Extract all lines in the data that contain the word "Guardar".

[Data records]
= = = = =

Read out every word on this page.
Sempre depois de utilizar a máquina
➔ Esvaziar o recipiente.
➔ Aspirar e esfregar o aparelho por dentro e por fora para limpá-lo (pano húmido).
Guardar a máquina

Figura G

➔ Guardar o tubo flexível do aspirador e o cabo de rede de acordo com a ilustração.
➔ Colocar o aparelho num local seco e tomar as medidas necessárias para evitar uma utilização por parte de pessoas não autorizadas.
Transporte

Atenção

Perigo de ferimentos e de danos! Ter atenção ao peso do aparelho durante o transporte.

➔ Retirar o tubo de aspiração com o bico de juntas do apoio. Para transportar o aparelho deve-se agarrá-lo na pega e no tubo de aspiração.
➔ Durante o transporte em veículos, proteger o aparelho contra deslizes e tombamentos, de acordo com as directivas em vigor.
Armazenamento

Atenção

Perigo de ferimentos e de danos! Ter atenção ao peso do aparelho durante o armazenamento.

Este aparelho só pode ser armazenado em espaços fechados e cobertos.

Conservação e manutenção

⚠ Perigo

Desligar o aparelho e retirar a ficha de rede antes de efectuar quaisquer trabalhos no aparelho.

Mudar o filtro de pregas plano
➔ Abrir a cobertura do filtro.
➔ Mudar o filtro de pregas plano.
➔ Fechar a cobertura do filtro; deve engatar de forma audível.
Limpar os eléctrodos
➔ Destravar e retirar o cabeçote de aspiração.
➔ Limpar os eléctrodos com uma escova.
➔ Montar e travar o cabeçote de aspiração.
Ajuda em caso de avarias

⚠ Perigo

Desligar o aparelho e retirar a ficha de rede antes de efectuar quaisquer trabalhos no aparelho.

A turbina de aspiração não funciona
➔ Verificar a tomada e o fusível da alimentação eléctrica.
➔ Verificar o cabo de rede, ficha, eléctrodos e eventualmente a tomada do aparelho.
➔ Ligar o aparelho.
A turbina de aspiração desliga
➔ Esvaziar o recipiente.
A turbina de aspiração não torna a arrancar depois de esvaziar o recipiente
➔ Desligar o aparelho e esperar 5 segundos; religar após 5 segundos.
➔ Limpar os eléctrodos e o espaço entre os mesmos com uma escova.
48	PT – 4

= = = = =

§ **WRITTEN SOLUTION**:
Guardar a máquina
➔ Guardar o tubo flexível do aspirador e o cabo de rede de acordo com a ilustração.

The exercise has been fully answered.